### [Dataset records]
<<<<
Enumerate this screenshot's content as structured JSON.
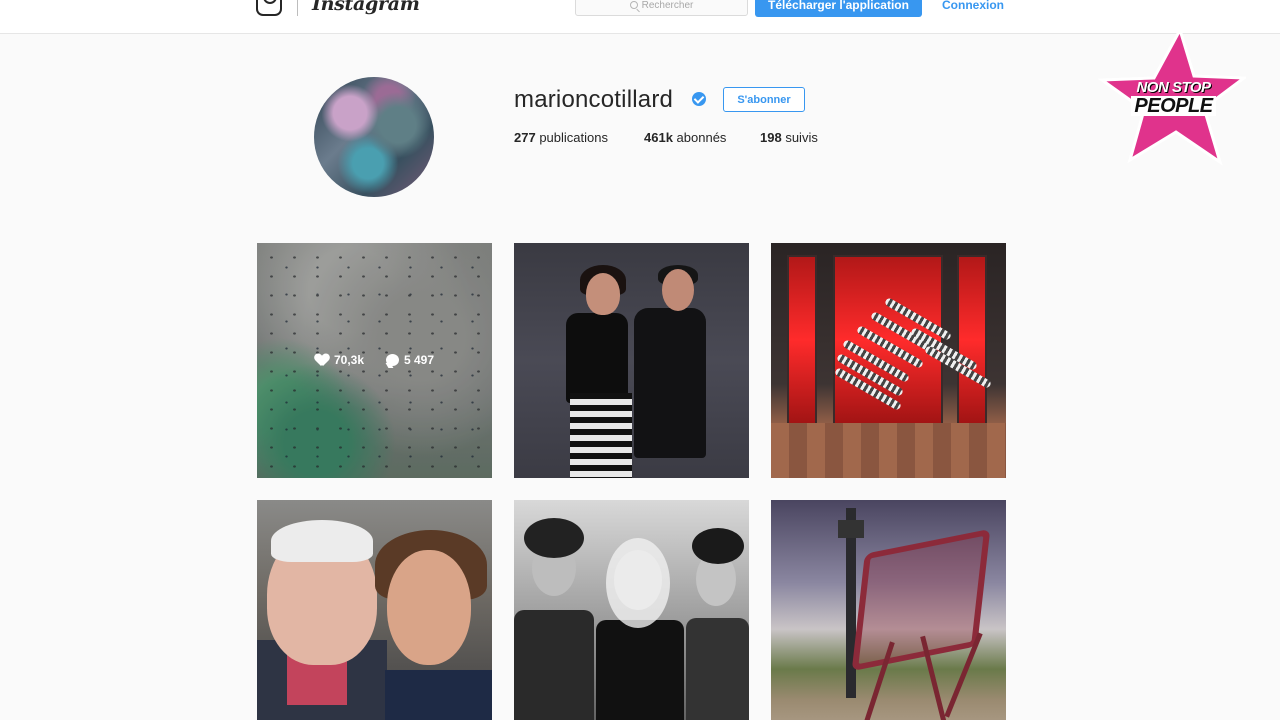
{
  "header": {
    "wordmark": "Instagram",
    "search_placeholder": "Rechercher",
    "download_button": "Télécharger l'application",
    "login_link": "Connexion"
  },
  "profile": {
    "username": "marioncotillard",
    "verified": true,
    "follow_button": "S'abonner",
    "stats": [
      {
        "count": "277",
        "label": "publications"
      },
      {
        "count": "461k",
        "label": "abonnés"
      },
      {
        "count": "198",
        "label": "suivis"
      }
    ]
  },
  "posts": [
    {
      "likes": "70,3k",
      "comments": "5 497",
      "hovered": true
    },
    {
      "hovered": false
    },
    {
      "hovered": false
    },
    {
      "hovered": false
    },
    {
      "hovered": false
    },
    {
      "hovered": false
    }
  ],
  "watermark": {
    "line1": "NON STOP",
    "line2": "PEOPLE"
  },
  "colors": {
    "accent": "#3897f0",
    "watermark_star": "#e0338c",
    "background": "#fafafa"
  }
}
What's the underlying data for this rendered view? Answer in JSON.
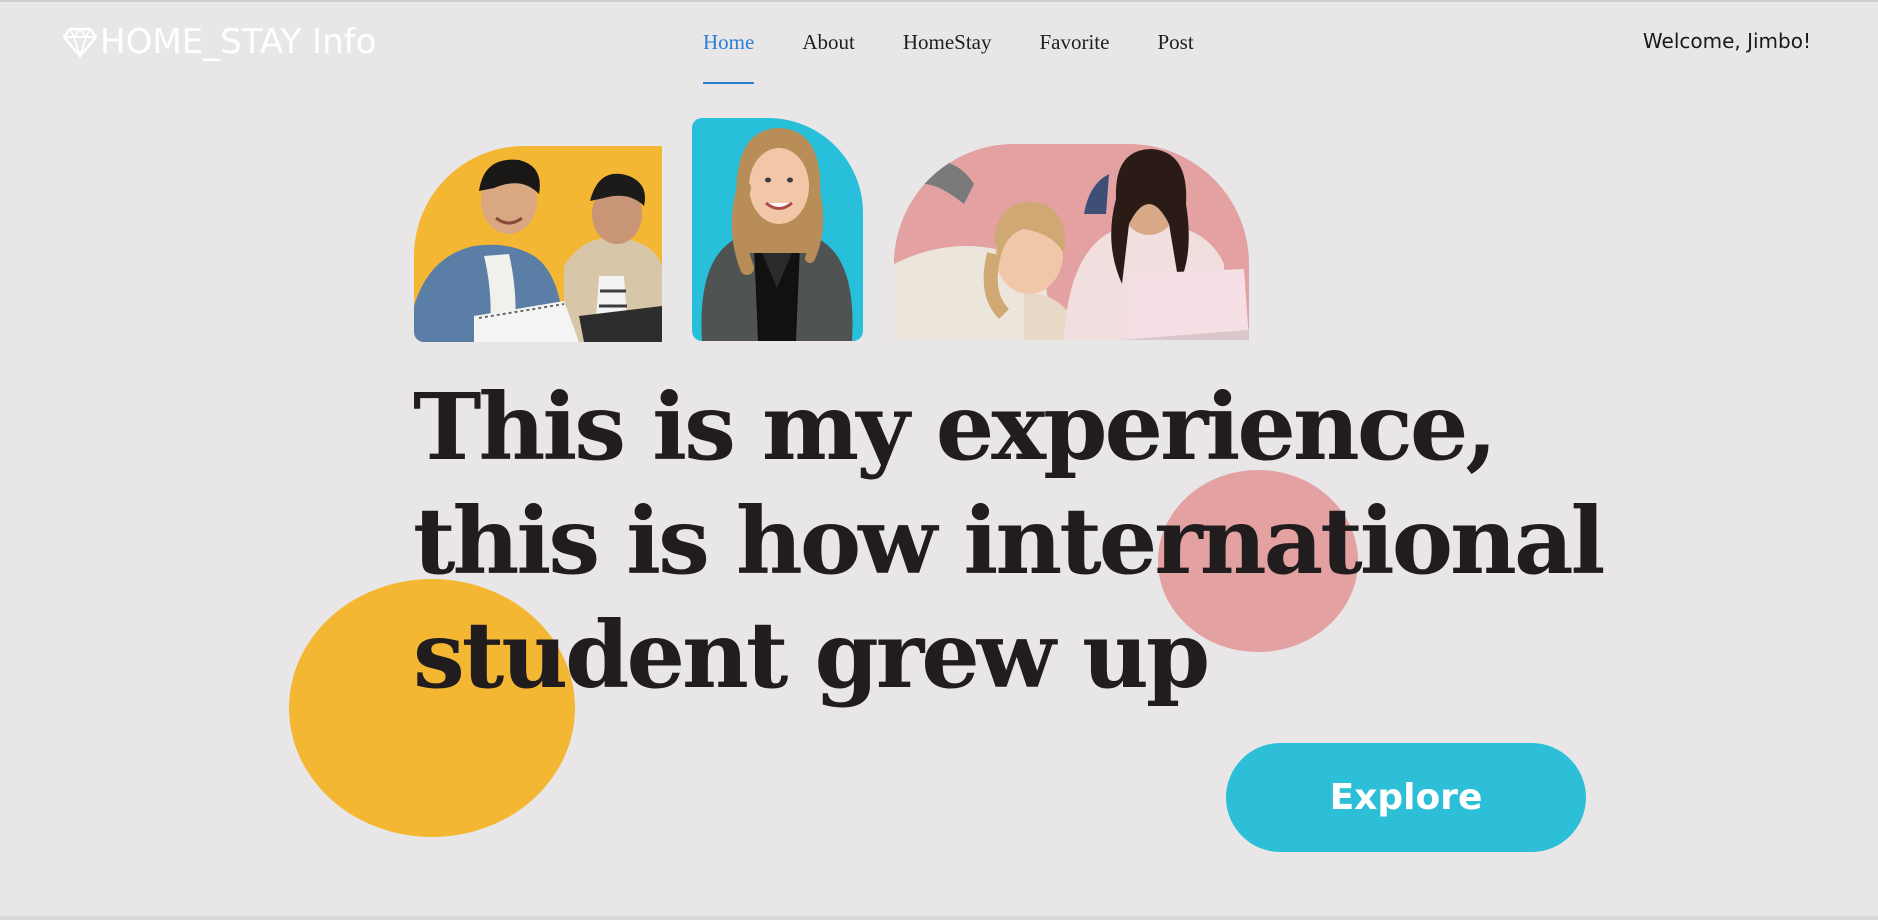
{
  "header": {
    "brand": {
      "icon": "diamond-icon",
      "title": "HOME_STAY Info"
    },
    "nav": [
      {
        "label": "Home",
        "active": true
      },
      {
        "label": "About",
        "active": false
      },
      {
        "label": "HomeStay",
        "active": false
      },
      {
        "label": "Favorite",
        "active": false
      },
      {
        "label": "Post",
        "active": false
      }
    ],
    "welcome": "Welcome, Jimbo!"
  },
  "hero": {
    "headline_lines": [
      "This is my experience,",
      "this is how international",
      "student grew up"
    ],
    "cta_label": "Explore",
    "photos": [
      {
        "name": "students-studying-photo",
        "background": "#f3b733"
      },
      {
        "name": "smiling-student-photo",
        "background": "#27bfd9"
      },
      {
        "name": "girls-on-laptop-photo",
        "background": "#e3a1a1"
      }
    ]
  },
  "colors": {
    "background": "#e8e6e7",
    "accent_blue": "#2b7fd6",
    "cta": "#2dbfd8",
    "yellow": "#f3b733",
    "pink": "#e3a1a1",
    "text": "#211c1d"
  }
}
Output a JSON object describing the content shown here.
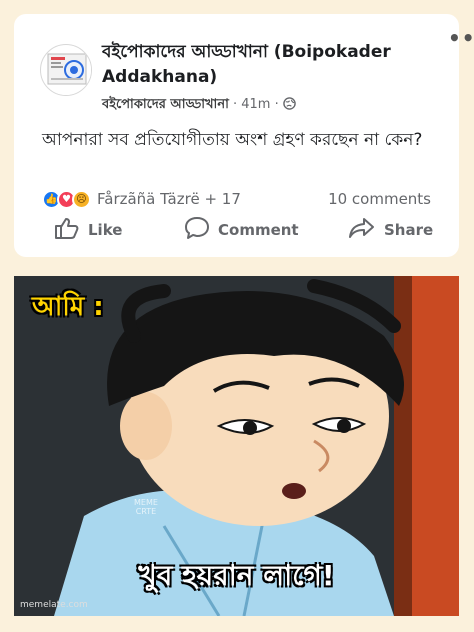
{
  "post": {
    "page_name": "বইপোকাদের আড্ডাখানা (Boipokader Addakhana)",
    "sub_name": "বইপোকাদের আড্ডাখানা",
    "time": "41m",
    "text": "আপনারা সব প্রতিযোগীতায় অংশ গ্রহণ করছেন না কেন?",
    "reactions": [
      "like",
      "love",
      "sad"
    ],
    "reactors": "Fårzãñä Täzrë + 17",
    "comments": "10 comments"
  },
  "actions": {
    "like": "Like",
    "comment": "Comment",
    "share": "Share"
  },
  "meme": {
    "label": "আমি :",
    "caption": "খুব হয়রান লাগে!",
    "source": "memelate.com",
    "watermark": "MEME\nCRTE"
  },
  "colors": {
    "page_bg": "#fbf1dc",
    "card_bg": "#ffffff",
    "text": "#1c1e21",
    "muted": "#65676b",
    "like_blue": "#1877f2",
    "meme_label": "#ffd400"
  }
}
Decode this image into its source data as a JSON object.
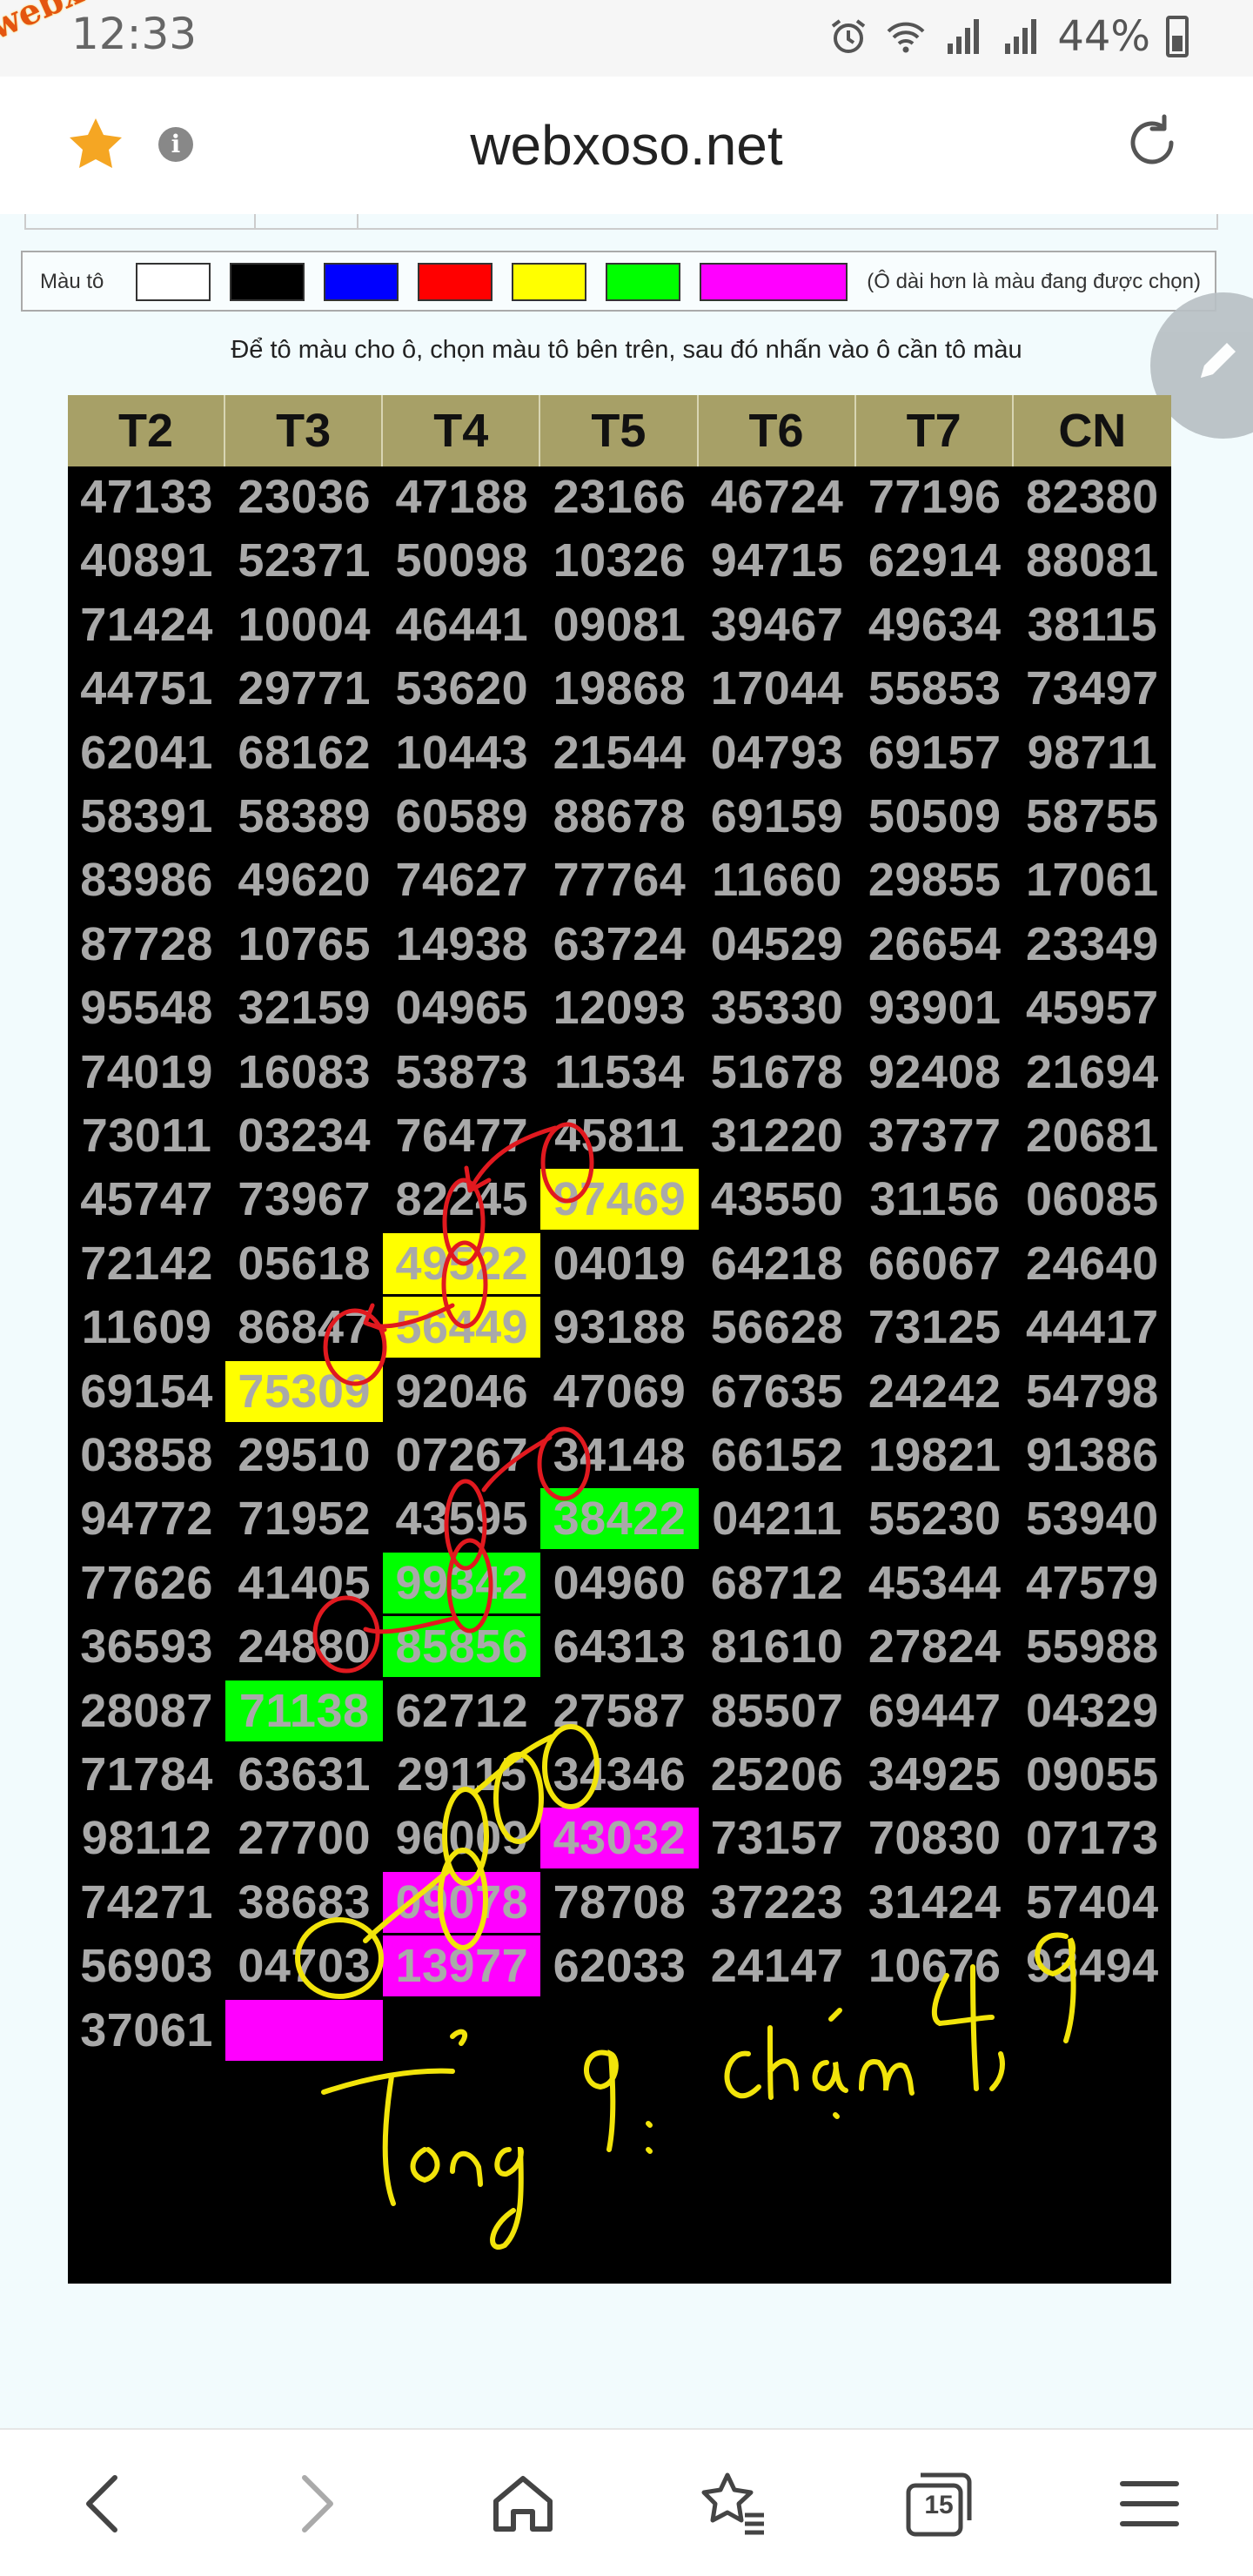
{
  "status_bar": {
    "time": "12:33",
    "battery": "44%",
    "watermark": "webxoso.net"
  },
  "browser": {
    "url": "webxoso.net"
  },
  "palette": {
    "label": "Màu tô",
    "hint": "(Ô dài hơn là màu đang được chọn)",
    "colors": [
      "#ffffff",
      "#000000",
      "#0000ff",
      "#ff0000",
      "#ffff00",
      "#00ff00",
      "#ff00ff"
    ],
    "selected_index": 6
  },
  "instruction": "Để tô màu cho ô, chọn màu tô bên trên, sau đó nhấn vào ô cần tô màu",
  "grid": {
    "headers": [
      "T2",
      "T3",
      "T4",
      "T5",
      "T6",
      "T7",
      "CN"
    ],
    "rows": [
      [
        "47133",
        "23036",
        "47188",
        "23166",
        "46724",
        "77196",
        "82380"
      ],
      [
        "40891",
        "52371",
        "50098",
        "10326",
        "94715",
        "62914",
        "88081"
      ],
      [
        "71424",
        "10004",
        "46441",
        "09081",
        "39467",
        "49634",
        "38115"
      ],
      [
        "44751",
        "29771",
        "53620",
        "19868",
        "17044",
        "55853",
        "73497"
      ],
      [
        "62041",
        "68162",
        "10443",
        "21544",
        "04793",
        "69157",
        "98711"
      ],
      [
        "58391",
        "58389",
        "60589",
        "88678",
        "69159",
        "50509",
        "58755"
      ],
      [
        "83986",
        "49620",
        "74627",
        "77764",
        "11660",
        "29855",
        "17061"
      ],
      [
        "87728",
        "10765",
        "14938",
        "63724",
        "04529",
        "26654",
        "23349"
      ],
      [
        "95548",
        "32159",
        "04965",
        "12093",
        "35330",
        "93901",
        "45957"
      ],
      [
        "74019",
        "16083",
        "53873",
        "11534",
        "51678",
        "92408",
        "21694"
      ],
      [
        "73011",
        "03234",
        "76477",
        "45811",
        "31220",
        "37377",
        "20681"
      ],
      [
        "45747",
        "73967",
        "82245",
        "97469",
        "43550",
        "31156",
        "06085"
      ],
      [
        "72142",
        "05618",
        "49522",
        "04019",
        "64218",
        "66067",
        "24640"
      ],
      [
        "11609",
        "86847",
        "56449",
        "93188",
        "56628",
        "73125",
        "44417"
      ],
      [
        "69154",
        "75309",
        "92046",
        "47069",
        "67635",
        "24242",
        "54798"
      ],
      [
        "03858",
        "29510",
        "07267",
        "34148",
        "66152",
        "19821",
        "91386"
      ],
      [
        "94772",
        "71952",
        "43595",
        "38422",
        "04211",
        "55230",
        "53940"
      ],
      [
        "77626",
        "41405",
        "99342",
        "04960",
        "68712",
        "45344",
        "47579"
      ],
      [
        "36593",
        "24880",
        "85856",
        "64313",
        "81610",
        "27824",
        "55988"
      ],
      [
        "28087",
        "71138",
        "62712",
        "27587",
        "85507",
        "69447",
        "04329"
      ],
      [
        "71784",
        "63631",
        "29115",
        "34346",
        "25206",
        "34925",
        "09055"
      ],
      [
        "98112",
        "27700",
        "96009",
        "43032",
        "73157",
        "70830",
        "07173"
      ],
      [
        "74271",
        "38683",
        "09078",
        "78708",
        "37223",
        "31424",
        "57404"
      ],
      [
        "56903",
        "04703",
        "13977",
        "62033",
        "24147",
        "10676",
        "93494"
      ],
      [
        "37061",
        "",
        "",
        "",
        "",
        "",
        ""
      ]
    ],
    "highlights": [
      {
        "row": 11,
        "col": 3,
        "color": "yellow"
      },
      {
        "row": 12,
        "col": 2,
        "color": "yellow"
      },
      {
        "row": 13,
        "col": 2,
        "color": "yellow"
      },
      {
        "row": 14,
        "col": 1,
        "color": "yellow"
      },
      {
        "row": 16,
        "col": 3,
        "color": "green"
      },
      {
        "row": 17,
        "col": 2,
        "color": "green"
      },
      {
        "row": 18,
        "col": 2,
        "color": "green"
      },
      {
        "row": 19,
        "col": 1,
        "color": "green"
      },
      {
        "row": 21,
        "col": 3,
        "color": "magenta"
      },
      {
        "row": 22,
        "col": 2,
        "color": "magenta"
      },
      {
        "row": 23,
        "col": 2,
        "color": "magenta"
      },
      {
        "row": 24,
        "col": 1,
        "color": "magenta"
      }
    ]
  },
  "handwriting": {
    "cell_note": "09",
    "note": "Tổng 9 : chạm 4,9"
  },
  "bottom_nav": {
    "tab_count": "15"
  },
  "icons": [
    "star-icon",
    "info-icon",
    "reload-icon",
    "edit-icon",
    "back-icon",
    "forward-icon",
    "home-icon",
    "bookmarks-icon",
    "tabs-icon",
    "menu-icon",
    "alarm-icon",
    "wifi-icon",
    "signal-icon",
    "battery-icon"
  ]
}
>>>>
### [EXERCISE INSTRUCTIONS]
Copy out every line holding the string "comments".

### [EXERCISE ANSWER]
      "comments": "5 497",
    "comments": "10 comments"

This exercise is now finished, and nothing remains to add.